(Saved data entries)
##########

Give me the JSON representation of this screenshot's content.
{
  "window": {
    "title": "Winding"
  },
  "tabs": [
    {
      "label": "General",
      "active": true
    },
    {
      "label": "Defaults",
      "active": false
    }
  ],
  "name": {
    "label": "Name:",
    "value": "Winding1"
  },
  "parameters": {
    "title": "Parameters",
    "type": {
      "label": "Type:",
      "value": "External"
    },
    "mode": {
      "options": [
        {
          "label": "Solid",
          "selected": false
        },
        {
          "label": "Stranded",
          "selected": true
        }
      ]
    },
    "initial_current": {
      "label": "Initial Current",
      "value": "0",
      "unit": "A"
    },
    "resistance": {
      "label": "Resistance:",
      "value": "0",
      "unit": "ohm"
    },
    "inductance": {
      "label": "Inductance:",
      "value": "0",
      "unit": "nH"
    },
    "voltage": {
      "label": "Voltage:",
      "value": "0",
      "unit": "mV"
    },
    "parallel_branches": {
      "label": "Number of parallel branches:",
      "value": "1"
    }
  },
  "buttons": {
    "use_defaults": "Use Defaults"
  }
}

##########

Objective: Repeat the records above exactly as they appear.

Full output:
Give me the JSON representation of this screenshot's content.
{
  "window": {
    "title": "Winding"
  },
  "tabs": [
    {
      "label": "General",
      "active": true
    },
    {
      "label": "Defaults",
      "active": false
    }
  ],
  "name": {
    "label": "Name:",
    "value": "Winding1"
  },
  "parameters": {
    "title": "Parameters",
    "type": {
      "label": "Type:",
      "value": "External"
    },
    "mode": {
      "options": [
        {
          "label": "Solid",
          "selected": false
        },
        {
          "label": "Stranded",
          "selected": true
        }
      ]
    },
    "initial_current": {
      "label": "Initial Current",
      "value": "0",
      "unit": "A"
    },
    "resistance": {
      "label": "Resistance:",
      "value": "0",
      "unit": "ohm"
    },
    "inductance": {
      "label": "Inductance:",
      "value": "0",
      "unit": "nH"
    },
    "voltage": {
      "label": "Voltage:",
      "value": "0",
      "unit": "mV"
    },
    "parallel_branches": {
      "label": "Number of parallel branches:",
      "value": "1"
    }
  },
  "buttons": {
    "use_defaults": "Use Defaults"
  }
}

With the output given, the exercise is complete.